### [To be done]
Reproduce each line of the material exactly, minus any picture.

(Figure dataset records)
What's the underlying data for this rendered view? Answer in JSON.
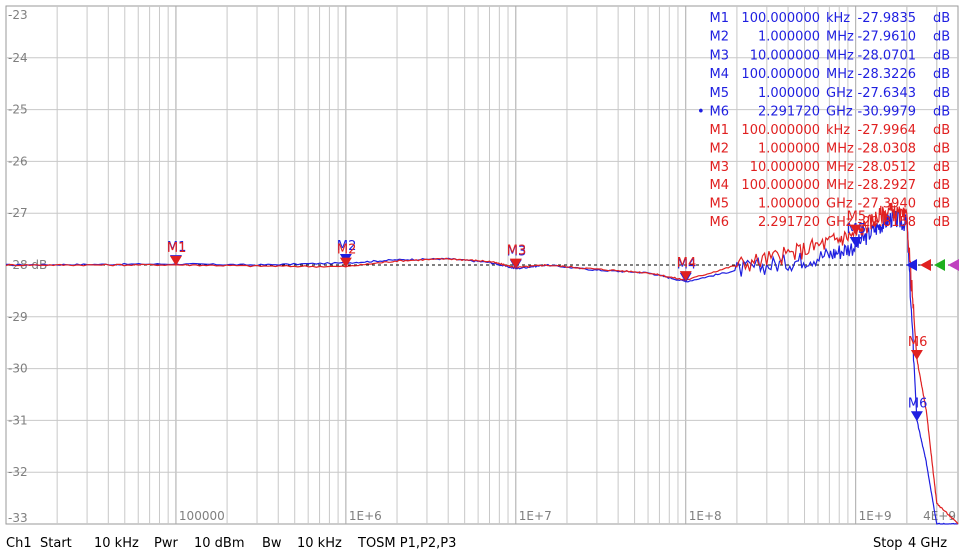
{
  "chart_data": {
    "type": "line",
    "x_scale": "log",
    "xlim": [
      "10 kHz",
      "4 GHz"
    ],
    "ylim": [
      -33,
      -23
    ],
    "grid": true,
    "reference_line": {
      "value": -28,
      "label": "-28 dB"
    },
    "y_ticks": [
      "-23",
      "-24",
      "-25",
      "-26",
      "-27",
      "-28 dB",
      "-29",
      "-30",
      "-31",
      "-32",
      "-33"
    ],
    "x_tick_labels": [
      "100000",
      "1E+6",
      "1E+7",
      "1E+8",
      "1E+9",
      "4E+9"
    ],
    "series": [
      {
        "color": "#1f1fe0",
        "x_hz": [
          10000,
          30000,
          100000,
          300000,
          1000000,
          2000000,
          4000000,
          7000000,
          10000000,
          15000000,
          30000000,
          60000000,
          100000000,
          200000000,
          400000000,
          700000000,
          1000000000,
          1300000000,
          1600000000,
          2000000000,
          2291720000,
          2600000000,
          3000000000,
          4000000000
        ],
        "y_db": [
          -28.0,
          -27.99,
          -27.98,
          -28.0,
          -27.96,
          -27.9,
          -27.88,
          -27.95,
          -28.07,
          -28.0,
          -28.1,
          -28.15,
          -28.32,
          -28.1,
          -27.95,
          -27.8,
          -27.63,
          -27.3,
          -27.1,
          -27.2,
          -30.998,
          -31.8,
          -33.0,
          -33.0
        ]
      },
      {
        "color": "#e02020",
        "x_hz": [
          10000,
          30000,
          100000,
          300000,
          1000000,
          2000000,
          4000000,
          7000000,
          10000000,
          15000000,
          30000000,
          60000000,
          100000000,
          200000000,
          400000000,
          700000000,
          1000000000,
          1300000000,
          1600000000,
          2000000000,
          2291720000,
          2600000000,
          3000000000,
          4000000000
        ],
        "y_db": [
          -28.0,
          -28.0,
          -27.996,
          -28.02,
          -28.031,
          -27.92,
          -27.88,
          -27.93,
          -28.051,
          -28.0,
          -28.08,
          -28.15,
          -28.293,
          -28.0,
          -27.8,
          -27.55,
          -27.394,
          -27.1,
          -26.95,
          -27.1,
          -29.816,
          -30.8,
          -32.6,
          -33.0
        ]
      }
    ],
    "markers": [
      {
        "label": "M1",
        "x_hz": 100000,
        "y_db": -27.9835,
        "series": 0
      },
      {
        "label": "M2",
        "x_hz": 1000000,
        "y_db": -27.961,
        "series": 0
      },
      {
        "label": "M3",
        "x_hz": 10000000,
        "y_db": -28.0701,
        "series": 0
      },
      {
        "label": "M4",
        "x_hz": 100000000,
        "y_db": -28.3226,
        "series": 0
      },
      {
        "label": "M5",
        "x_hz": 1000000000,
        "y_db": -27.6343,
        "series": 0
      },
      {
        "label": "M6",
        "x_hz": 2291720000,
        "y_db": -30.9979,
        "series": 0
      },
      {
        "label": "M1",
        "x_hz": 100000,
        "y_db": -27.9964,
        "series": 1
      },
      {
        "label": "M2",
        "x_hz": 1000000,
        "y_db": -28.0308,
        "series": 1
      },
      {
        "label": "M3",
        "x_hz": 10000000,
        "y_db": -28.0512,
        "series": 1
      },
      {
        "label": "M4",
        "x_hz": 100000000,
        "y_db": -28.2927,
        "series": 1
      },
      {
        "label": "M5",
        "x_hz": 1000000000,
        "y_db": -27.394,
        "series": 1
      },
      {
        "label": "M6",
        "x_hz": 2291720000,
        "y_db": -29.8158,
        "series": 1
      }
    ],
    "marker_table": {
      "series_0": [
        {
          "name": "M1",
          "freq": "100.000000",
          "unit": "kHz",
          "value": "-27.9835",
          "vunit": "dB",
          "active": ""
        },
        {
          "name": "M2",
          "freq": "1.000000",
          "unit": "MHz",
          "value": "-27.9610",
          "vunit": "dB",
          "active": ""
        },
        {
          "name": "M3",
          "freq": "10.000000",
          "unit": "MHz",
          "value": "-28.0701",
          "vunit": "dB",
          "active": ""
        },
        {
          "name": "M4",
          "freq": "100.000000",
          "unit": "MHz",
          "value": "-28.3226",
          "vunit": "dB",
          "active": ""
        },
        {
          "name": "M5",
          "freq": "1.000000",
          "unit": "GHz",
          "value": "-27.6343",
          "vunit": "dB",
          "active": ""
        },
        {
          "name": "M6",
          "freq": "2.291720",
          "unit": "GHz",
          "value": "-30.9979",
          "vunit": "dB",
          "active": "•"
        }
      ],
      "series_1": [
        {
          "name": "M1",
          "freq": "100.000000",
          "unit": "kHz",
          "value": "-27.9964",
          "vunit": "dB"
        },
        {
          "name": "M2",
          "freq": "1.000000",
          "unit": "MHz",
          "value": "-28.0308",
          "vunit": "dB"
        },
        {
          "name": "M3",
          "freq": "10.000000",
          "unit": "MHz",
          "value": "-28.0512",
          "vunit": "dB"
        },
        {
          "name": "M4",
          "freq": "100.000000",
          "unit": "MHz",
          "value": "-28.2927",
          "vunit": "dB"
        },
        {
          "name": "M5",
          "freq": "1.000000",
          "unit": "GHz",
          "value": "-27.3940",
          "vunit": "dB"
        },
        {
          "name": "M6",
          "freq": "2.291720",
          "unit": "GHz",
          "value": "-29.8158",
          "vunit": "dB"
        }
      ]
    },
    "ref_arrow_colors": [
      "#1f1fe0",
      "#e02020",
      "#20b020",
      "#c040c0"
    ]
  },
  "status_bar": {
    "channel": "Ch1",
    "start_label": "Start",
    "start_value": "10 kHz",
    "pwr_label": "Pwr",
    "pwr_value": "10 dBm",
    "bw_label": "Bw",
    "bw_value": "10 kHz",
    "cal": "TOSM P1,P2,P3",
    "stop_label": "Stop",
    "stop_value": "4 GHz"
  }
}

### [Solved problem]
What's the underlying data for this rendered view? Answer in JSON.
{
  "chart_data": {
    "type": "line",
    "x_scale": "log",
    "xlim": [
      "10 kHz",
      "4 GHz"
    ],
    "ylim": [
      -33,
      -23
    ],
    "grid": true,
    "reference_line": {
      "value": -28,
      "label": "-28 dB"
    },
    "y_ticks": [
      "-23",
      "-24",
      "-25",
      "-26",
      "-27",
      "-28 dB",
      "-29",
      "-30",
      "-31",
      "-32",
      "-33"
    ],
    "x_tick_labels": [
      "100000",
      "1E+6",
      "1E+7",
      "1E+8",
      "1E+9",
      "4E+9"
    ],
    "series": [
      {
        "color": "#1f1fe0",
        "x_hz": [
          10000,
          30000,
          100000,
          300000,
          1000000,
          2000000,
          4000000,
          7000000,
          10000000,
          15000000,
          30000000,
          60000000,
          100000000,
          200000000,
          400000000,
          700000000,
          1000000000,
          1300000000,
          1600000000,
          2000000000,
          2291720000,
          2600000000,
          3000000000,
          4000000000
        ],
        "y_db": [
          -28.0,
          -27.99,
          -27.98,
          -28.0,
          -27.96,
          -27.9,
          -27.88,
          -27.95,
          -28.07,
          -28.0,
          -28.1,
          -28.15,
          -28.32,
          -28.1,
          -27.95,
          -27.8,
          -27.63,
          -27.3,
          -27.1,
          -27.2,
          -30.998,
          -31.8,
          -33.0,
          -33.0
        ]
      },
      {
        "color": "#e02020",
        "x_hz": [
          10000,
          30000,
          100000,
          300000,
          1000000,
          2000000,
          4000000,
          7000000,
          10000000,
          15000000,
          30000000,
          60000000,
          100000000,
          200000000,
          400000000,
          700000000,
          1000000000,
          1300000000,
          1600000000,
          2000000000,
          2291720000,
          2600000000,
          3000000000,
          4000000000
        ],
        "y_db": [
          -28.0,
          -28.0,
          -27.996,
          -28.02,
          -28.031,
          -27.92,
          -27.88,
          -27.93,
          -28.051,
          -28.0,
          -28.08,
          -28.15,
          -28.293,
          -28.0,
          -27.8,
          -27.55,
          -27.394,
          -27.1,
          -26.95,
          -27.1,
          -29.816,
          -30.8,
          -32.6,
          -33.0
        ]
      }
    ],
    "markers": [
      {
        "label": "M1",
        "x_hz": 100000,
        "y_db": -27.9835,
        "series": 0
      },
      {
        "label": "M2",
        "x_hz": 1000000,
        "y_db": -27.961,
        "series": 0
      },
      {
        "label": "M3",
        "x_hz": 10000000,
        "y_db": -28.0701,
        "series": 0
      },
      {
        "label": "M4",
        "x_hz": 100000000,
        "y_db": -28.3226,
        "series": 0
      },
      {
        "label": "M5",
        "x_hz": 1000000000,
        "y_db": -27.6343,
        "series": 0
      },
      {
        "label": "M6",
        "x_hz": 2291720000,
        "y_db": -30.9979,
        "series": 0
      },
      {
        "label": "M1",
        "x_hz": 100000,
        "y_db": -27.9964,
        "series": 1
      },
      {
        "label": "M2",
        "x_hz": 1000000,
        "y_db": -28.0308,
        "series": 1
      },
      {
        "label": "M3",
        "x_hz": 10000000,
        "y_db": -28.0512,
        "series": 1
      },
      {
        "label": "M4",
        "x_hz": 100000000,
        "y_db": -28.2927,
        "series": 1
      },
      {
        "label": "M5",
        "x_hz": 1000000000,
        "y_db": -27.394,
        "series": 1
      },
      {
        "label": "M6",
        "x_hz": 2291720000,
        "y_db": -29.8158,
        "series": 1
      }
    ],
    "marker_table": {
      "series_0": [
        {
          "name": "M1",
          "freq": "100.000000",
          "unit": "kHz",
          "value": "-27.9835",
          "vunit": "dB",
          "active": ""
        },
        {
          "name": "M2",
          "freq": "1.000000",
          "unit": "MHz",
          "value": "-27.9610",
          "vunit": "dB",
          "active": ""
        },
        {
          "name": "M3",
          "freq": "10.000000",
          "unit": "MHz",
          "value": "-28.0701",
          "vunit": "dB",
          "active": ""
        },
        {
          "name": "M4",
          "freq": "100.000000",
          "unit": "MHz",
          "value": "-28.3226",
          "vunit": "dB",
          "active": ""
        },
        {
          "name": "M5",
          "freq": "1.000000",
          "unit": "GHz",
          "value": "-27.6343",
          "vunit": "dB",
          "active": ""
        },
        {
          "name": "M6",
          "freq": "2.291720",
          "unit": "GHz",
          "value": "-30.9979",
          "vunit": "dB",
          "active": "•"
        }
      ],
      "series_1": [
        {
          "name": "M1",
          "freq": "100.000000",
          "unit": "kHz",
          "value": "-27.9964",
          "vunit": "dB"
        },
        {
          "name": "M2",
          "freq": "1.000000",
          "unit": "MHz",
          "value": "-28.0308",
          "vunit": "dB"
        },
        {
          "name": "M3",
          "freq": "10.000000",
          "unit": "MHz",
          "value": "-28.0512",
          "vunit": "dB"
        },
        {
          "name": "M4",
          "freq": "100.000000",
          "unit": "MHz",
          "value": "-28.2927",
          "vunit": "dB"
        },
        {
          "name": "M5",
          "freq": "1.000000",
          "unit": "GHz",
          "value": "-27.3940",
          "vunit": "dB"
        },
        {
          "name": "M6",
          "freq": "2.291720",
          "unit": "GHz",
          "value": "-29.8158",
          "vunit": "dB"
        }
      ]
    },
    "ref_arrow_colors": [
      "#1f1fe0",
      "#e02020",
      "#20b020",
      "#c040c0"
    ]
  },
  "status_bar": {
    "channel": "Ch1",
    "start_label": "Start",
    "start_value": "10 kHz",
    "pwr_label": "Pwr",
    "pwr_value": "10 dBm",
    "bw_label": "Bw",
    "bw_value": "10 kHz",
    "cal": "TOSM P1,P2,P3",
    "stop_label": "Stop",
    "stop_value": "4 GHz"
  }
}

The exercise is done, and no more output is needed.